» **What the task requires**
Transcribe the listing from its first line through the line containing "116, 58, 132]", with both of those lines included and each line reproduced without change.

## BEGIN

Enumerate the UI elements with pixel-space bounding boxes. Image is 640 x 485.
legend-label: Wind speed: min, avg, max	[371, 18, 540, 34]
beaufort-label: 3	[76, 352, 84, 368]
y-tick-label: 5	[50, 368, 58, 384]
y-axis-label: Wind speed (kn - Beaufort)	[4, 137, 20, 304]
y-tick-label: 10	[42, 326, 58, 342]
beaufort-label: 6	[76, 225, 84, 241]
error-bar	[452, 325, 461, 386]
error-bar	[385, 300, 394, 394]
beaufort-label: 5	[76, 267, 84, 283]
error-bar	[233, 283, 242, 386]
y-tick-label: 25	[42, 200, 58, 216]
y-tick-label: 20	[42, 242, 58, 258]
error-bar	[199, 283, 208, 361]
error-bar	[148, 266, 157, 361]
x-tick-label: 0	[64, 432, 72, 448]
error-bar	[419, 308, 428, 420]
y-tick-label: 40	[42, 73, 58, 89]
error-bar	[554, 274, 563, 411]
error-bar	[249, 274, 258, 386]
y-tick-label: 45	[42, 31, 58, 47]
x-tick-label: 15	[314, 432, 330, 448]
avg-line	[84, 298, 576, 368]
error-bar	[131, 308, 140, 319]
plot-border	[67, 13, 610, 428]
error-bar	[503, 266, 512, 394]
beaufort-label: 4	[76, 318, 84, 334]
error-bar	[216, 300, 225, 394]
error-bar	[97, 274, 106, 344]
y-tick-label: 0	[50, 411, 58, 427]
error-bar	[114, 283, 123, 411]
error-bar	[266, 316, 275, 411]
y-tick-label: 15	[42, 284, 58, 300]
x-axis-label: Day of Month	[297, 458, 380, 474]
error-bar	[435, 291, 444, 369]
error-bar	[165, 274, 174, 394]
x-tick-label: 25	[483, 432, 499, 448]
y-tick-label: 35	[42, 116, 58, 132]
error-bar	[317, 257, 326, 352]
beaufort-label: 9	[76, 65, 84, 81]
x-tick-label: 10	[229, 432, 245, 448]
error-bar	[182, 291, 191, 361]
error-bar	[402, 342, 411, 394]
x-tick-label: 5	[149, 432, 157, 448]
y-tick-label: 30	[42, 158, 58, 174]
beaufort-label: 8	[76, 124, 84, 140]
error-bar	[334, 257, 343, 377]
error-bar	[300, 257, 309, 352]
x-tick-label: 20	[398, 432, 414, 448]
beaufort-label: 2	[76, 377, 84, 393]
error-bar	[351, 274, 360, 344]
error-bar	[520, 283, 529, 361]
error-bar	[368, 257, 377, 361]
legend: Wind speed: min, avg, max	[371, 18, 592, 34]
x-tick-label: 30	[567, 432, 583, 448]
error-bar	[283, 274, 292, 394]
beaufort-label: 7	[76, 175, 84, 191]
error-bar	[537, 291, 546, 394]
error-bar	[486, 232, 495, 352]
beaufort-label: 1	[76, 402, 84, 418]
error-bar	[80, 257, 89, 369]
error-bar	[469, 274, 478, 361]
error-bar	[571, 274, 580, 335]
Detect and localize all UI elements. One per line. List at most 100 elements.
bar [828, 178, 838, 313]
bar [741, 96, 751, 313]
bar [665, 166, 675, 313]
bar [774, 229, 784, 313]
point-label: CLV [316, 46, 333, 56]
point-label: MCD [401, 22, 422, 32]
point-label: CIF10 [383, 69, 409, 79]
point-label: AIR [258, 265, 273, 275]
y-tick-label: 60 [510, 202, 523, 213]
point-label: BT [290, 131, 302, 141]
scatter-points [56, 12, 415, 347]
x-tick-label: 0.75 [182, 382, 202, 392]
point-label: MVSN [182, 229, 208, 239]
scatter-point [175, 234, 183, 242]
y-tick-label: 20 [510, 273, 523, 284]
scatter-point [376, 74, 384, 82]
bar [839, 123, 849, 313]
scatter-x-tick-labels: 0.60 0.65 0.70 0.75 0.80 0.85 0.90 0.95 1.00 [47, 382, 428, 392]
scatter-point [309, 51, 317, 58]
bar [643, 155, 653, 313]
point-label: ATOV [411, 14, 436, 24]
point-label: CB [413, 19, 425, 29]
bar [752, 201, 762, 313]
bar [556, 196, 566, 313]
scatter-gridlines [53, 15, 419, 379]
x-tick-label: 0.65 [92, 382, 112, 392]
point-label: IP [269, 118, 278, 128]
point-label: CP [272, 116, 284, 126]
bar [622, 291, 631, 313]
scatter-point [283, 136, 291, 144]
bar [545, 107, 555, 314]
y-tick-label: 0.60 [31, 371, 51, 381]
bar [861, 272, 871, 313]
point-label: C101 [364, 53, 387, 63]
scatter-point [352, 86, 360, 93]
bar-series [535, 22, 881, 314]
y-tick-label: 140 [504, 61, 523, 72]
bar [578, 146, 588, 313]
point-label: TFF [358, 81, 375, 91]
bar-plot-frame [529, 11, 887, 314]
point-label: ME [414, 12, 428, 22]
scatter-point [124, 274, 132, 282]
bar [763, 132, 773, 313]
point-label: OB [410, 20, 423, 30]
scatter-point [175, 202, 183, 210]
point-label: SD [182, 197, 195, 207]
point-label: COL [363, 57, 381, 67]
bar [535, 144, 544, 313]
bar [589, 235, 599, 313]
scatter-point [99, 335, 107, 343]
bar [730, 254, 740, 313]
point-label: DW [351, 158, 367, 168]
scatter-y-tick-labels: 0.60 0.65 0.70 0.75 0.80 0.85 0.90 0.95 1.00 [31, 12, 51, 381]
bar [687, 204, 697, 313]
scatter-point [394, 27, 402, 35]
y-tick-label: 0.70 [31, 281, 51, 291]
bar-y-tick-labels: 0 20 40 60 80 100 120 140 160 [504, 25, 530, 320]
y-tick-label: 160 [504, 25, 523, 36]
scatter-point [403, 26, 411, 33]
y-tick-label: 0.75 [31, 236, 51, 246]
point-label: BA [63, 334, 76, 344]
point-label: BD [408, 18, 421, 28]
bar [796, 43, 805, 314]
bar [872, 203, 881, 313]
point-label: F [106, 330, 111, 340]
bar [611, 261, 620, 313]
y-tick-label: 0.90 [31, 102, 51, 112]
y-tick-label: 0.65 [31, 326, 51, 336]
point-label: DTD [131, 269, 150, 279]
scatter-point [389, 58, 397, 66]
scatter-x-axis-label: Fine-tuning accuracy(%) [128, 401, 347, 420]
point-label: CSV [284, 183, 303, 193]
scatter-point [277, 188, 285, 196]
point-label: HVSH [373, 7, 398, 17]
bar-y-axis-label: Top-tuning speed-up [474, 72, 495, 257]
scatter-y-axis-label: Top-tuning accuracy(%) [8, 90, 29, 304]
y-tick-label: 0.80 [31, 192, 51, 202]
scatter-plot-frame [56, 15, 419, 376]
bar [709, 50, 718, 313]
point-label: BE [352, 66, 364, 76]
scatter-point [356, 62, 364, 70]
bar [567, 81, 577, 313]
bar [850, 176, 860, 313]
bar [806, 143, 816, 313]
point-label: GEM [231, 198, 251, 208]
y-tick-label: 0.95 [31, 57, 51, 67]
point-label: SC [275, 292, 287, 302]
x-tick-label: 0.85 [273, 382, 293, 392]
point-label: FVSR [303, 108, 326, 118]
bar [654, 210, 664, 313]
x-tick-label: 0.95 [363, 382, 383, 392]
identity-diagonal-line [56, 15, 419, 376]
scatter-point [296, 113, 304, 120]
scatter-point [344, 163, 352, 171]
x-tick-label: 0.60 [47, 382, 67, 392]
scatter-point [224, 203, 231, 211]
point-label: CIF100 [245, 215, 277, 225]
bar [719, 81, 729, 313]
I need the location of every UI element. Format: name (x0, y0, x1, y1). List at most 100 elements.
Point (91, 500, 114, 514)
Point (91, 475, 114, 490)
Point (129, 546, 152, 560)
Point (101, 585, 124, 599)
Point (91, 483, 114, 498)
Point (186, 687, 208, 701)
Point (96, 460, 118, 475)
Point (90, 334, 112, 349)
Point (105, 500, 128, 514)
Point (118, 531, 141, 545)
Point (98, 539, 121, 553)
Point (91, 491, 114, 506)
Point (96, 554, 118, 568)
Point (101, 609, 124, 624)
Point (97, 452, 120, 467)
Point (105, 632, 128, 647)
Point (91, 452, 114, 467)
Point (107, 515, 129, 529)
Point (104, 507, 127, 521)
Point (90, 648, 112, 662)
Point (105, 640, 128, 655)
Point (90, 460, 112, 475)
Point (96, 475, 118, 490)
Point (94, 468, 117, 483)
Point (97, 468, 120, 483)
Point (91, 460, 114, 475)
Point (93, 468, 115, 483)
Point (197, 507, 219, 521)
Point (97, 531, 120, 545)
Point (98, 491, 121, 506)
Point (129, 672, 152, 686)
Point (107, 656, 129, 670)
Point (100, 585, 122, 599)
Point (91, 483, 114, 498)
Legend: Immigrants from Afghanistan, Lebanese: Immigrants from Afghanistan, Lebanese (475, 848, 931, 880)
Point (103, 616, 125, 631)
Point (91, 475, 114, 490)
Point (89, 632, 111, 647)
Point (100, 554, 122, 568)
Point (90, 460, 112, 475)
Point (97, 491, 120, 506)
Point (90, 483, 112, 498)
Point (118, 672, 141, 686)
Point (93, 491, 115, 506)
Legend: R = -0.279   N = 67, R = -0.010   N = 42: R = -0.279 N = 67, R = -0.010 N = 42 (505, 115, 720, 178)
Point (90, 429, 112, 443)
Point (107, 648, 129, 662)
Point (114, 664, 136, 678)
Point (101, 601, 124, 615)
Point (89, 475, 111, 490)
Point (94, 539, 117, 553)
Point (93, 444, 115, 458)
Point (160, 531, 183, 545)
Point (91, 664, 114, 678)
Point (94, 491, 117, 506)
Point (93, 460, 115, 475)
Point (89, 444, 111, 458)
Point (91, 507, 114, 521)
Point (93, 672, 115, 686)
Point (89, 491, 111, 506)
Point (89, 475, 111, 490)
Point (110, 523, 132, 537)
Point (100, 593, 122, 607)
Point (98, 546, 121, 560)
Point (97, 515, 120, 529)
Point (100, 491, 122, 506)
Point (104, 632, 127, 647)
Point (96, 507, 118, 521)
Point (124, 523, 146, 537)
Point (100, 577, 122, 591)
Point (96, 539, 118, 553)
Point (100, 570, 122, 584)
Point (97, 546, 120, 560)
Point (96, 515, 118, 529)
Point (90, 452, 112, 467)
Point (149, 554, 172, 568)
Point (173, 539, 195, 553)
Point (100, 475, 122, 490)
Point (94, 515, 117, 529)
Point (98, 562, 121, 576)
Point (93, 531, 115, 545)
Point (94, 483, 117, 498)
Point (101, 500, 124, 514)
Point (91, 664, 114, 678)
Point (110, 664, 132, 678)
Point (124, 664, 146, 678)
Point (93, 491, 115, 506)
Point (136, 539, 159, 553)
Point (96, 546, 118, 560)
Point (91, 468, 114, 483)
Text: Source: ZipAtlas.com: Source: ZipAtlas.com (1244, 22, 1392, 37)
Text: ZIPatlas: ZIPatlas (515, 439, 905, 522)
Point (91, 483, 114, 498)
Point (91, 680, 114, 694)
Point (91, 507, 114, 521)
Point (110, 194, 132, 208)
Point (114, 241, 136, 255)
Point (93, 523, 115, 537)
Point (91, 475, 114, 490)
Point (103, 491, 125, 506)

## END

» **Task result**
Enumerate the UI elements with pixel-space bounding boxes. Image is 640 x 485.
legend-label: Wind speed: min, avg, max	[371, 18, 540, 34]
beaufort-label: 3	[76, 352, 84, 368]
y-tick-label: 5	[50, 368, 58, 384]
y-axis-label: Wind speed (kn - Beaufort)	[4, 137, 20, 304]
y-tick-label: 10	[42, 326, 58, 342]
beaufort-label: 6	[76, 225, 84, 241]
error-bar	[452, 325, 461, 386]
error-bar	[385, 300, 394, 394]
beaufort-label: 5	[76, 267, 84, 283]
error-bar	[233, 283, 242, 386]
y-tick-label: 25	[42, 200, 58, 216]
y-tick-label: 20	[42, 242, 58, 258]
error-bar	[199, 283, 208, 361]
error-bar	[148, 266, 157, 361]
x-tick-label: 0	[64, 432, 72, 448]
error-bar	[419, 308, 428, 420]
y-tick-label: 40	[42, 73, 58, 89]
error-bar	[554, 274, 563, 411]
error-bar	[249, 274, 258, 386]
y-tick-label: 45	[42, 31, 58, 47]
x-tick-label: 15	[314, 432, 330, 448]
avg-line	[84, 298, 576, 368]
error-bar	[131, 308, 140, 319]
plot-border	[67, 13, 610, 428]
error-bar	[503, 266, 512, 394]
beaufort-label: 4	[76, 318, 84, 334]
error-bar	[216, 300, 225, 394]
error-bar	[97, 274, 106, 344]
y-tick-label: 0	[50, 411, 58, 427]
error-bar	[114, 283, 123, 411]
error-bar	[266, 316, 275, 411]
y-tick-label: 15	[42, 284, 58, 300]
x-axis-label: Day of Month	[297, 458, 380, 474]
error-bar	[435, 291, 444, 369]
error-bar	[165, 274, 174, 394]
x-tick-label: 25	[483, 432, 499, 448]
y-tick-label: 35	[42, 116, 58, 132]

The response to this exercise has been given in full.